_WHAT IS BEING ASKED_
All lines in which the word "一岗双责" occurs are to be extracted.

_EXERCISE INPUTS_
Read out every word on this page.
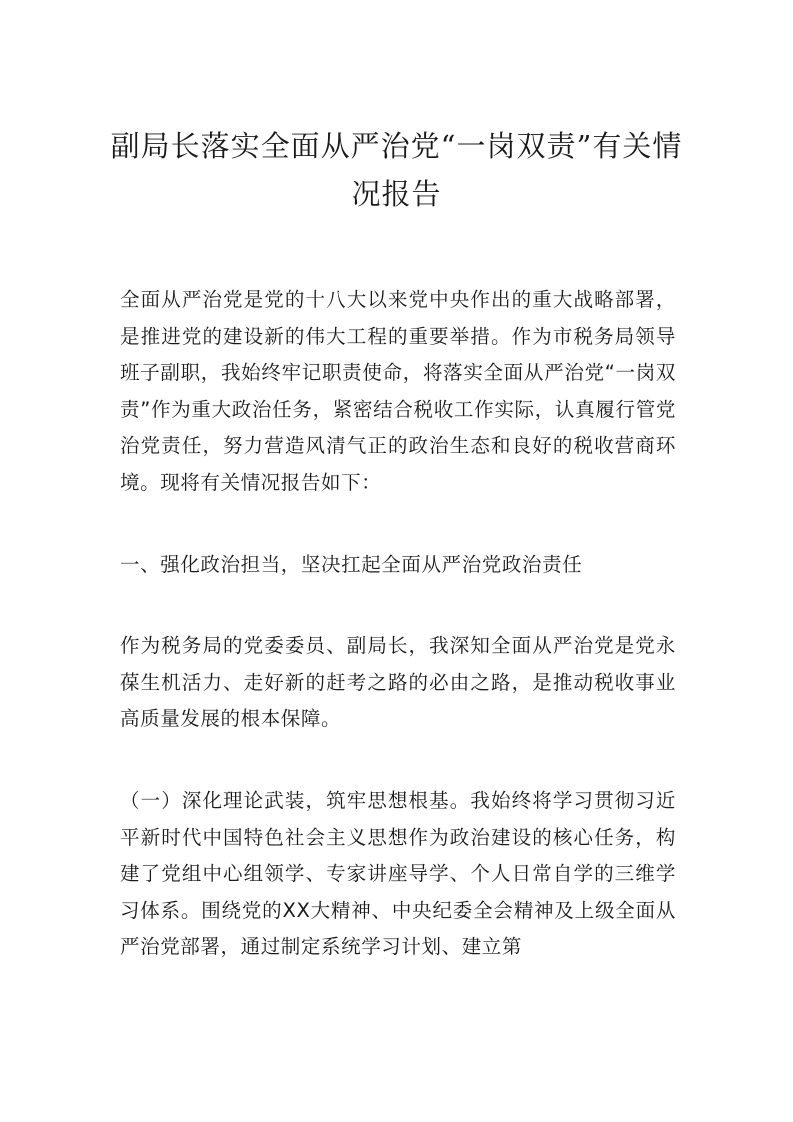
副局长落实全面从严治党“一岗双责”有关情况报告

全面从严治党是党的十八大以来党中央作出的重大战略部署，是推进党的建设新的伟大工程的重要举措。作为市税务局领导班子副职，我始终牢记职责使命，将落实全面从严治党“一岗双责”作为重大政治任务，紧密结合税收工作实际，认真履行管党治党责任，努力营造风清气正的政治生态和良好的税收营商环境。现将有关情况报告如下：

一、强化政治担当，坚决扛起全面从严治党政治责任

作为税务局的党委委员、副局长，我深知全面从严治党是党永葆生机活力、走好新的赶考之路的必由之路，是推动税收事业高质量发展的根本保障。

（一）深化理论武装，筑牢思想根基。我始终将学习贯彻习近平新时代中国特色社会主义思想作为政治建设的核心任务，构建了党组中心组领学、专家讲座导学、个人日常自学的三维学习体系。围绕党的XX大精神、中央纪委全会精神及上级全面从严治党部署，通过制定系统学习计划、建立第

_WORKED SOLUTION_
副局长落实全面从严治党“一岗双责”有关情况报告
全面从严治党是党的十八大以来党中央作出的重大战略部署，是推进党的建设新的伟大工程的重要举措。作为市税务局领导班子副职，我始终牢记职责使命，将落实全面从严治党“一岗双责”作为重大政治任务，紧密结合税收工作实际，认真履行管党治党责任，努力营造风清气正的政治生态和良好的税收营商环境。现将有关情况报告如下：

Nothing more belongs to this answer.